» Goal
Copy out all lines in the data below containing the string "false".

[Dataset items]
══════

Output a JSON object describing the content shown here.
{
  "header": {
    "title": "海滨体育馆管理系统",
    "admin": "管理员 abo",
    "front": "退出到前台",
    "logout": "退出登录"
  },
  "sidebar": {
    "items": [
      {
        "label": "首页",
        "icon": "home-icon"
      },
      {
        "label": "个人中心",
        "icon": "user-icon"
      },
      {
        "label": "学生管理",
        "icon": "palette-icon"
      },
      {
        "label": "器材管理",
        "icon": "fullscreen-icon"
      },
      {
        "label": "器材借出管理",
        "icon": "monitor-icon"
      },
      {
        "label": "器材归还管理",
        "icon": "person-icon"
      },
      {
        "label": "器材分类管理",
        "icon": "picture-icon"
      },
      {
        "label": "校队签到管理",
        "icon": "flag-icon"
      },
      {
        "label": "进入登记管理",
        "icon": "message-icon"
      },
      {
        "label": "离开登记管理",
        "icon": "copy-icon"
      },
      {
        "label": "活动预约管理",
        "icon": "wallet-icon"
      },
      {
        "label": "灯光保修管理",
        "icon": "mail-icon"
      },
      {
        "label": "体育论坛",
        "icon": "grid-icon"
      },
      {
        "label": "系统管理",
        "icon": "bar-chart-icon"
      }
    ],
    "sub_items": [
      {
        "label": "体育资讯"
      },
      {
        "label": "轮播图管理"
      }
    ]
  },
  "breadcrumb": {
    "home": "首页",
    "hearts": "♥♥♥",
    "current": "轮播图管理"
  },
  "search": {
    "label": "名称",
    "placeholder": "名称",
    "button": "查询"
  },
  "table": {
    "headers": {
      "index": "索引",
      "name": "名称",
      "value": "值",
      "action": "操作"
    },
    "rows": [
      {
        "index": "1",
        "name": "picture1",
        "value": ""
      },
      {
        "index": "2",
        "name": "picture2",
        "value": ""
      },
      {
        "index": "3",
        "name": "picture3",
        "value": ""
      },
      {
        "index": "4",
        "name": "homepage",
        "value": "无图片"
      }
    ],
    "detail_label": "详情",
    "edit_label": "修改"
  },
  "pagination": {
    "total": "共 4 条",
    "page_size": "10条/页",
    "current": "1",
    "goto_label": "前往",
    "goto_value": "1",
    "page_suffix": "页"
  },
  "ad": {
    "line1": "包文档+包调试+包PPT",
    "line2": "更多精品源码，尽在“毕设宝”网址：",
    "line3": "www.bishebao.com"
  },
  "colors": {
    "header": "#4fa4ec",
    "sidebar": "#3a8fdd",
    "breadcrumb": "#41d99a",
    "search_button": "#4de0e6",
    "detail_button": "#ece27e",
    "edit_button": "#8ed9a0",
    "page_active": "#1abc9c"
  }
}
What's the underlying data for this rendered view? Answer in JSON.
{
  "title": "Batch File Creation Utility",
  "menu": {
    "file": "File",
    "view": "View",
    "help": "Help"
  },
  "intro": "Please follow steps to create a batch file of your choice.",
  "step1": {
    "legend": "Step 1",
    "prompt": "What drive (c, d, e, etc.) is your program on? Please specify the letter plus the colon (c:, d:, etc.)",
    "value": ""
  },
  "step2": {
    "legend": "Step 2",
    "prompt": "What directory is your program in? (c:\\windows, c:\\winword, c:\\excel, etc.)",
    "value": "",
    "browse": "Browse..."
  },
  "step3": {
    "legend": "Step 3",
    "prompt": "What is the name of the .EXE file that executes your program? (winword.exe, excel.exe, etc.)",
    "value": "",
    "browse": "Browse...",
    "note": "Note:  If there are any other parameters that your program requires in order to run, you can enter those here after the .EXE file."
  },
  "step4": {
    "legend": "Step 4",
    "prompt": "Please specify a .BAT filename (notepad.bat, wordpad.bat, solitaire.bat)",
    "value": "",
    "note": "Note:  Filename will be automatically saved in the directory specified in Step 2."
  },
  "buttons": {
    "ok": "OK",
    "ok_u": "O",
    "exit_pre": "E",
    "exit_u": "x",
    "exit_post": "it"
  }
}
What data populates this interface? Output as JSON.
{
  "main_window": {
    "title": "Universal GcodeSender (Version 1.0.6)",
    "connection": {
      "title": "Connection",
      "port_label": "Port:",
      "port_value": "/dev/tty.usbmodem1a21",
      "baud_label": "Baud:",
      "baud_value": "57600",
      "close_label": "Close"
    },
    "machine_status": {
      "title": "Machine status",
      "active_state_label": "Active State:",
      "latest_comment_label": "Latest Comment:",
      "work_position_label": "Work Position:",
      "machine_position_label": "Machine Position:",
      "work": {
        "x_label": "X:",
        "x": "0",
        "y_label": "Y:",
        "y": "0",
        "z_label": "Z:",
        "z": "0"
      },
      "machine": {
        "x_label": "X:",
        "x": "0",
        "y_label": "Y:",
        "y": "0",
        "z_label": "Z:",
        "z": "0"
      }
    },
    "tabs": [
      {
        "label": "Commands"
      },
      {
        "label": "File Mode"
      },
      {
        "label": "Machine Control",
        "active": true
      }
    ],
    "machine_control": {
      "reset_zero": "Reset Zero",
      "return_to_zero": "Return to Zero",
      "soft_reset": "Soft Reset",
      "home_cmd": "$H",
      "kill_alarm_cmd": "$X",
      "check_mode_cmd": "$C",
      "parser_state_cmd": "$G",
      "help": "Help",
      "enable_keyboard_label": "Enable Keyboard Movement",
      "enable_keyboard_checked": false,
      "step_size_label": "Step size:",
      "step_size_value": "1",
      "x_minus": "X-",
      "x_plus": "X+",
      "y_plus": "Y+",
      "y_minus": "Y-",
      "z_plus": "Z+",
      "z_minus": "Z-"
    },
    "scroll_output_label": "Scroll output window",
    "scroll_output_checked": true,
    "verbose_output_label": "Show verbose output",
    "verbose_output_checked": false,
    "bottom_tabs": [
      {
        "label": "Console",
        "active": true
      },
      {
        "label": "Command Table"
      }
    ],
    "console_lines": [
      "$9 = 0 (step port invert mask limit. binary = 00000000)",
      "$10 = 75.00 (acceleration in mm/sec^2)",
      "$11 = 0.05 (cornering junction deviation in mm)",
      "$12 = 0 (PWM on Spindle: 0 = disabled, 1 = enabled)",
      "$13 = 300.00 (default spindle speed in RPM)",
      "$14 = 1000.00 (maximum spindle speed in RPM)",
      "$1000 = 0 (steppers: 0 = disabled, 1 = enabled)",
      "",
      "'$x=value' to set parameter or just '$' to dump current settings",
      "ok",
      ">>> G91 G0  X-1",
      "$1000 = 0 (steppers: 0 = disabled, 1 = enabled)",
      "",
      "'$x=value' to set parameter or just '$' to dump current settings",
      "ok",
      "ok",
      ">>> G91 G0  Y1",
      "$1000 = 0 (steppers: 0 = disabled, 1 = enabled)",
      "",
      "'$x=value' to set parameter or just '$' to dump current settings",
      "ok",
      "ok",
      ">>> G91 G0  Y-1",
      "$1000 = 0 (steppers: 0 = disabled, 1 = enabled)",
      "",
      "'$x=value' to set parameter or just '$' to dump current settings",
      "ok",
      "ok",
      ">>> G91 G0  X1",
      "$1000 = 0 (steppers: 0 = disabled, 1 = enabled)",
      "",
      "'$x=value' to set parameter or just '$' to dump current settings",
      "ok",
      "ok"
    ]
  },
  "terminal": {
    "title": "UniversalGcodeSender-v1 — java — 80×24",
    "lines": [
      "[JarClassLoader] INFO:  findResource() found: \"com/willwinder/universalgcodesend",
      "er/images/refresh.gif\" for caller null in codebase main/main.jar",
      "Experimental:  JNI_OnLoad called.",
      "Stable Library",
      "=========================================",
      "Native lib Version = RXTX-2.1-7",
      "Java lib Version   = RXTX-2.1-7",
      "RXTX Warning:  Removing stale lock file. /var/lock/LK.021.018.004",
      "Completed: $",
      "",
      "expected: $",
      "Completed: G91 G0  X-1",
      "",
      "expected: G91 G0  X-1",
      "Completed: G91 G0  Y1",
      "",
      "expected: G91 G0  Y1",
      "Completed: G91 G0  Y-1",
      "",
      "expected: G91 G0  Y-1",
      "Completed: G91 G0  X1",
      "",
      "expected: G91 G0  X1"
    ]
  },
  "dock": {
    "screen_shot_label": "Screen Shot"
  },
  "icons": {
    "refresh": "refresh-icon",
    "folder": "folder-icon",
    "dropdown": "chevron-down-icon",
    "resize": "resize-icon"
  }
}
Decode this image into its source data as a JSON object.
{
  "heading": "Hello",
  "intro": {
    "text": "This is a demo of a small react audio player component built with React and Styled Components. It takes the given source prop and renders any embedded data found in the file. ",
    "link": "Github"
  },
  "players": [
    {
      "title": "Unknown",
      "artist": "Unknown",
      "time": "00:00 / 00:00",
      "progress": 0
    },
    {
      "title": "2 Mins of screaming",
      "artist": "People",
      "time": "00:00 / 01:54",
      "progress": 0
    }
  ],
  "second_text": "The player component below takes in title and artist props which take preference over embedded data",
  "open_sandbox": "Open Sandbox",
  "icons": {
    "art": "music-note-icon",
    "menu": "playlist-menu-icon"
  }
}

══════

» Task response
      "enable_keyboard_checked": false,
    "verbose_output_checked": false,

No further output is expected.